(Dataset items)
<<<<

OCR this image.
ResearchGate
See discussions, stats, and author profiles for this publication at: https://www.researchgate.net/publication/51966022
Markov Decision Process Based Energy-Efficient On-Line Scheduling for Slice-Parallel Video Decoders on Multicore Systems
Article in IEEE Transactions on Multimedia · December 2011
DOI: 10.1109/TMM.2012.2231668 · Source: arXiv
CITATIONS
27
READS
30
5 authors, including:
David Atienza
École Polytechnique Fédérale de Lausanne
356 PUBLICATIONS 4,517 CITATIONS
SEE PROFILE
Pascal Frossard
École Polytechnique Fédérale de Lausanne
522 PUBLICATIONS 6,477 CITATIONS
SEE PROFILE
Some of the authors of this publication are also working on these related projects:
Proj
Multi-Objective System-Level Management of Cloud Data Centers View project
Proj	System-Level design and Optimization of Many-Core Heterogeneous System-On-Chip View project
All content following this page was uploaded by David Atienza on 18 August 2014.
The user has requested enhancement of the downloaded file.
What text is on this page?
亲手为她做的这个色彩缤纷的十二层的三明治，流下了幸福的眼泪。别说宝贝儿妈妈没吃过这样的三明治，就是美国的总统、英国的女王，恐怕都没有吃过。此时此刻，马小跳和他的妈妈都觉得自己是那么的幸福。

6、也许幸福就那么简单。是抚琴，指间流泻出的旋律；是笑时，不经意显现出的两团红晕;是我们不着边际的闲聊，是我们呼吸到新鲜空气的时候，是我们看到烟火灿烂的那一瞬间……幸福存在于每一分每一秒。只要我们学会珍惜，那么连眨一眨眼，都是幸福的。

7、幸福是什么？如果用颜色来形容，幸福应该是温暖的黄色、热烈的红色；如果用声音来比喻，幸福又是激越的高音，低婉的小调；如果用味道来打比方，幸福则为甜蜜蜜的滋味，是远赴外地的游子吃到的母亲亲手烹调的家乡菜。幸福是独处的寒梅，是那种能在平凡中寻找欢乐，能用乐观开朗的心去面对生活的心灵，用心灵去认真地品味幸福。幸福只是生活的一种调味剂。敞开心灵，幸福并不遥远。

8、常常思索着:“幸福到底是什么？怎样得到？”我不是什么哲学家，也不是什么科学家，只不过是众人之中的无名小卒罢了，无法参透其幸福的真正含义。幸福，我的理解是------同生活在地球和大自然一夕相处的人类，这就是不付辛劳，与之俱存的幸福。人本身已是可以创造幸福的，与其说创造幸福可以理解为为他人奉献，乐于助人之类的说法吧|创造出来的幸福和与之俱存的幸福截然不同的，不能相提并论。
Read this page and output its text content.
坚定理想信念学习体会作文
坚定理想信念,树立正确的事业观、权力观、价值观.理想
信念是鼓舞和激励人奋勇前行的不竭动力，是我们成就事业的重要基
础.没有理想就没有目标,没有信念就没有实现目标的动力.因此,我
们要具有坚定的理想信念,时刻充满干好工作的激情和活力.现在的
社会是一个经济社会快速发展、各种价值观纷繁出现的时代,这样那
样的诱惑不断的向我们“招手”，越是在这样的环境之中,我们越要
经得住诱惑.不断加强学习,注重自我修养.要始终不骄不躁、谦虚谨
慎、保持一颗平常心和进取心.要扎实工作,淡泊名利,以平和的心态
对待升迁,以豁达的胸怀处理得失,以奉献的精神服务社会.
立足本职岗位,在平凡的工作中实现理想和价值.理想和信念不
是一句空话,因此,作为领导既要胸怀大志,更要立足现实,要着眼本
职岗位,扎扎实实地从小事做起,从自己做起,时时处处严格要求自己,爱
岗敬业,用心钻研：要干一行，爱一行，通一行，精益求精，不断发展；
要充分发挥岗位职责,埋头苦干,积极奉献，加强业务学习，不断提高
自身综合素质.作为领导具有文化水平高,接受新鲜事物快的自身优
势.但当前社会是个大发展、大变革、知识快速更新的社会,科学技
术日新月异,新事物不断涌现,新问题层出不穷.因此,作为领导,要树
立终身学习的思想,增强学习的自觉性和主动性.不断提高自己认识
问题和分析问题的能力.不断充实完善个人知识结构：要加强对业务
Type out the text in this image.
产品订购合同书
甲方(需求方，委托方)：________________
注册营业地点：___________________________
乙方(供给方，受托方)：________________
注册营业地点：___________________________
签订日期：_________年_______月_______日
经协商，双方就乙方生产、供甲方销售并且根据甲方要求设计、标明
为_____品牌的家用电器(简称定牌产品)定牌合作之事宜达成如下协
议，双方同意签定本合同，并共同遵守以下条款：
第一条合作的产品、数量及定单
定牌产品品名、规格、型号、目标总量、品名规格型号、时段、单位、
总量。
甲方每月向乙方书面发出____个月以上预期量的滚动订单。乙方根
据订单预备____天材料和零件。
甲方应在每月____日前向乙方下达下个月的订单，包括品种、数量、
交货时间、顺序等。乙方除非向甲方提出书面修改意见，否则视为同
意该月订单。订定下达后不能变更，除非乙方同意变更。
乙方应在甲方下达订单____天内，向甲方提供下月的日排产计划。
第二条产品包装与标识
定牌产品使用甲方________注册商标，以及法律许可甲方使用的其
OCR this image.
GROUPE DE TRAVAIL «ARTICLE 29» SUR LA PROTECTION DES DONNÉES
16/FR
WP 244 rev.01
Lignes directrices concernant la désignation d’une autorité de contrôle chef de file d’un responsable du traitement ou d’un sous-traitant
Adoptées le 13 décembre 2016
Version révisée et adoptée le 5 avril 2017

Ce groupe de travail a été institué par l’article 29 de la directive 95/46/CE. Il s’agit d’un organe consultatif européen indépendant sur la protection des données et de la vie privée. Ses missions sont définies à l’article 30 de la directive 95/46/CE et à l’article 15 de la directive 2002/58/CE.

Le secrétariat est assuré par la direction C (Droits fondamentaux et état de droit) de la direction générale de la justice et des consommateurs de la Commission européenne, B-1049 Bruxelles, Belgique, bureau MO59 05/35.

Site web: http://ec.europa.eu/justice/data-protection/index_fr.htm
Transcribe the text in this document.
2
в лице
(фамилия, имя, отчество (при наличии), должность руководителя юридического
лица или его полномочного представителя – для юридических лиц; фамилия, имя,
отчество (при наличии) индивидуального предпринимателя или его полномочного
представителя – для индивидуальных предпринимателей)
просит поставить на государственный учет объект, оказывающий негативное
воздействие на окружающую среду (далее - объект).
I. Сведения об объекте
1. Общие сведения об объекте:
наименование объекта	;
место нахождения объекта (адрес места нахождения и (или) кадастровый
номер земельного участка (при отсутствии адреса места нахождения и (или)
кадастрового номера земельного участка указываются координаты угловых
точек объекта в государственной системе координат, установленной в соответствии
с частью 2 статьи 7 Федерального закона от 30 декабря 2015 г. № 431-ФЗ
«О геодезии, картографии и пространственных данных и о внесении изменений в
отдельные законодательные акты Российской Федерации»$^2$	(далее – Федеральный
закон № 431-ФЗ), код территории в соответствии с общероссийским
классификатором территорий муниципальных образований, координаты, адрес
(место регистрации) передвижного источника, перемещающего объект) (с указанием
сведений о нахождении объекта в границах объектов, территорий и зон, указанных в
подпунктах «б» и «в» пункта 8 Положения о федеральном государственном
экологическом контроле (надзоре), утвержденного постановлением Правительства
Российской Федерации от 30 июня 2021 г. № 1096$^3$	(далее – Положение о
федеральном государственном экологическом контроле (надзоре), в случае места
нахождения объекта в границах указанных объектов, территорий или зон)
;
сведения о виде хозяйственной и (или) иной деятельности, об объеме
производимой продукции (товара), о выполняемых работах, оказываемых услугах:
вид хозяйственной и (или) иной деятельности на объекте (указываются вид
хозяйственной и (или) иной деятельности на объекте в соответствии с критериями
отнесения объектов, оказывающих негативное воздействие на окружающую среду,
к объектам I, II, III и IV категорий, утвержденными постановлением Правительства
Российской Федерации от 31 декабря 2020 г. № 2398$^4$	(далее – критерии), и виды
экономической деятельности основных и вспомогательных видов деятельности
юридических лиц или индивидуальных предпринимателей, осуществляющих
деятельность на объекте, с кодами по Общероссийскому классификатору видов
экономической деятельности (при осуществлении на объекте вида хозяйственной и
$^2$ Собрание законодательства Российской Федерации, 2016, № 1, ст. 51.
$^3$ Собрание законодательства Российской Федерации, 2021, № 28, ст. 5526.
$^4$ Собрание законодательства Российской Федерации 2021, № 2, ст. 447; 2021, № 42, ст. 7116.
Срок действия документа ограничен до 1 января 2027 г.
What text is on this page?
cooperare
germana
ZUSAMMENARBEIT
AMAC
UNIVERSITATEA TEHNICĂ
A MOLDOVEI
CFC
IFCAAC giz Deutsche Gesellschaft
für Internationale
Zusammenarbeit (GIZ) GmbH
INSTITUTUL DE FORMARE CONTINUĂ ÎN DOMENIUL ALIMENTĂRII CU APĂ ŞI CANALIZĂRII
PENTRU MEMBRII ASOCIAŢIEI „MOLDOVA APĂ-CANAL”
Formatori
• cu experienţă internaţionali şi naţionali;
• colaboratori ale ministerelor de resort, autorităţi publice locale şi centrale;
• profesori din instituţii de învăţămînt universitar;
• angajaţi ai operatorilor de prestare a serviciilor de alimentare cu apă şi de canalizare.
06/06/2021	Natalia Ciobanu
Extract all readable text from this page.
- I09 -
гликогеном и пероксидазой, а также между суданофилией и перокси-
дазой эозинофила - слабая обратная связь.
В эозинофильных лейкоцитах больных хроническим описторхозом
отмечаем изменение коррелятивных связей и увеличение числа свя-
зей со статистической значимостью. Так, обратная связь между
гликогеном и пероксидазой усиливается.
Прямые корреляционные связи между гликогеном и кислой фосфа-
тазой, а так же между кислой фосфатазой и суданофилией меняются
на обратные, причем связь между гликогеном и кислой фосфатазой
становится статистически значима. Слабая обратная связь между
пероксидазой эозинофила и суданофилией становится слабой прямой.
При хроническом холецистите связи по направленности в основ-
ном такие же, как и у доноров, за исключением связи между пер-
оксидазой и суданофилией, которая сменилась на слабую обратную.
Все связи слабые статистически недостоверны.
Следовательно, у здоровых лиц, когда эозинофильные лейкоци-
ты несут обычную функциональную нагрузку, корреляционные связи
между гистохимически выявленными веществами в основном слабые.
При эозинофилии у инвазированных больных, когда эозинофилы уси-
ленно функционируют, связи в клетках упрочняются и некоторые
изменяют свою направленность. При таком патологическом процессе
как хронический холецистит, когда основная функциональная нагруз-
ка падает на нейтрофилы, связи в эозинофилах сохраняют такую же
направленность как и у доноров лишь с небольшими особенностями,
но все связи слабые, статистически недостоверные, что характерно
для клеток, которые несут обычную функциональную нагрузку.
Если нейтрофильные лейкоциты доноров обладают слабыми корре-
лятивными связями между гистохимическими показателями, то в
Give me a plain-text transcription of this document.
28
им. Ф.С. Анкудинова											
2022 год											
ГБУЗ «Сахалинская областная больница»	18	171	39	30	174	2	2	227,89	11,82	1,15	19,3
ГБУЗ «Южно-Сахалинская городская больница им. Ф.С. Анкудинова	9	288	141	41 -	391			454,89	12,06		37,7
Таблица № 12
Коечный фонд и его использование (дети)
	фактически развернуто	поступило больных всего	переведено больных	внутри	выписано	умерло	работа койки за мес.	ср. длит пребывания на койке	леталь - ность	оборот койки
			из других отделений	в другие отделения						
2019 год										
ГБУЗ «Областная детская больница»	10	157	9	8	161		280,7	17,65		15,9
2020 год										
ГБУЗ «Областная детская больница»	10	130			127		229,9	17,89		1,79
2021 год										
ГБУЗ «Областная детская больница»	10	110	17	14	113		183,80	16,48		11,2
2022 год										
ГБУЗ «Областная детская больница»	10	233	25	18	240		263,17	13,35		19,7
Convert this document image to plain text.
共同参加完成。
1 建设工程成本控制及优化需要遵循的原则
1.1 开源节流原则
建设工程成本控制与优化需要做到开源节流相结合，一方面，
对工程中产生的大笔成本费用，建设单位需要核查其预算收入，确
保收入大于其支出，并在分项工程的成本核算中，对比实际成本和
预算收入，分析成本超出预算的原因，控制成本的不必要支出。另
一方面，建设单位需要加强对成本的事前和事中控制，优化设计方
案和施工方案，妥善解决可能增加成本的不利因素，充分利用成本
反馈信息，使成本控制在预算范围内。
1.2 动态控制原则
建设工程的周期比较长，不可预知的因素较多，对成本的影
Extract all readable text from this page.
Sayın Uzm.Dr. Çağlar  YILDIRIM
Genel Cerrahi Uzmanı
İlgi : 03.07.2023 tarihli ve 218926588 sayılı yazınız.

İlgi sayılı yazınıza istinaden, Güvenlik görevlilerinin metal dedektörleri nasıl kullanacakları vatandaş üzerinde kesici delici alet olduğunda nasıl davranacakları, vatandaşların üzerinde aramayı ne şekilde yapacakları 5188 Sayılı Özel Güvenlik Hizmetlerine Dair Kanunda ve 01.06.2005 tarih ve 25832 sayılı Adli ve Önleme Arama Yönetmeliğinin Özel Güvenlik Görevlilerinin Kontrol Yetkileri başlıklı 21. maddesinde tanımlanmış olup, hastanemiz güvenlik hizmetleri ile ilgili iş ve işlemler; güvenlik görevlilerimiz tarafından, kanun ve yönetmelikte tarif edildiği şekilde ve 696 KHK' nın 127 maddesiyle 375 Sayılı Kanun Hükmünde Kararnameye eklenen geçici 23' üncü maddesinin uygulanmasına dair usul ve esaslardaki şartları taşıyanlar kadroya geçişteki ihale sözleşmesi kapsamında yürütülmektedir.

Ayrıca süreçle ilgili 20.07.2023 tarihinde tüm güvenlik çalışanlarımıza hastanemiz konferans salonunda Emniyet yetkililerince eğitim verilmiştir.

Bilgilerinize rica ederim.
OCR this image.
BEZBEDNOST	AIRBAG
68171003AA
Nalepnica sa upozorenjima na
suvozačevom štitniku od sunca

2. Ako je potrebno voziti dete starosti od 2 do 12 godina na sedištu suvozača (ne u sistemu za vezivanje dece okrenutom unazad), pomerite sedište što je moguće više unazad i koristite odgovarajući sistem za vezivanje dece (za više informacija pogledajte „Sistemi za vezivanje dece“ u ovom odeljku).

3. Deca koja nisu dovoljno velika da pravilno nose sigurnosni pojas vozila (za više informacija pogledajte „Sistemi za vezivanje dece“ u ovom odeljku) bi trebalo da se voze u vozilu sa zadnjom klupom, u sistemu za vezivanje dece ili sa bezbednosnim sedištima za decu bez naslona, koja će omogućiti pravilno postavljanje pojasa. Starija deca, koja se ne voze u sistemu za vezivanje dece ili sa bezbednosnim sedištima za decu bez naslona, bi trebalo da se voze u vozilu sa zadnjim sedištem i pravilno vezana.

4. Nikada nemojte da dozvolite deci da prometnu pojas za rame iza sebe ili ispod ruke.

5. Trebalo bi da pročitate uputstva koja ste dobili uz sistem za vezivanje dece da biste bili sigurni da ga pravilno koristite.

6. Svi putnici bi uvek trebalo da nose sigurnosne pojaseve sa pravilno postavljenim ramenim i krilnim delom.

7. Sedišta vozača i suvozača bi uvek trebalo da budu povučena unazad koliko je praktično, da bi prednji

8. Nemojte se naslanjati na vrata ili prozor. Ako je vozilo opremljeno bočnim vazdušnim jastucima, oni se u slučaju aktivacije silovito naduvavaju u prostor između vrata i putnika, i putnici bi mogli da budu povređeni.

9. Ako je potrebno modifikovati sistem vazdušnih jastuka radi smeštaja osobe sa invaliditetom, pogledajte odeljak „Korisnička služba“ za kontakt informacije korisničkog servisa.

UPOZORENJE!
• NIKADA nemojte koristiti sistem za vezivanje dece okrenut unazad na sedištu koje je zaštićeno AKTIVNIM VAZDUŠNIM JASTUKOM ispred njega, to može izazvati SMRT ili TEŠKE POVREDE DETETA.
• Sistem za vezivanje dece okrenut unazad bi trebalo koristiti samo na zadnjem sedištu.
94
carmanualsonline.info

>>>>

Take each line containing the string "ГБУЗ" and copy it out.

### Written answer
ГБУЗ «Сахалинская областная больница»	18	171	39	30	174	2	2	227,89	11,82	1,15	19,3
ГБУЗ «Южно-Сахалинская городская больница им. Ф.С. Анкудинова	9	288	141	41 -	391			454,89	12,06		37,7
ГБУЗ «Областная детская больница»	10	157	9	8	161		280,7	17,65		15,9
ГБУЗ «Областная детская больница»	10	130			127		229,9	17,89		1,79
ГБУЗ «Областная детская больница»	10	110	17	14	113		183,80	16,48		11,2
ГБУЗ «Областная детская больница»	10	233	25	18	240		263,17	13,35		19,7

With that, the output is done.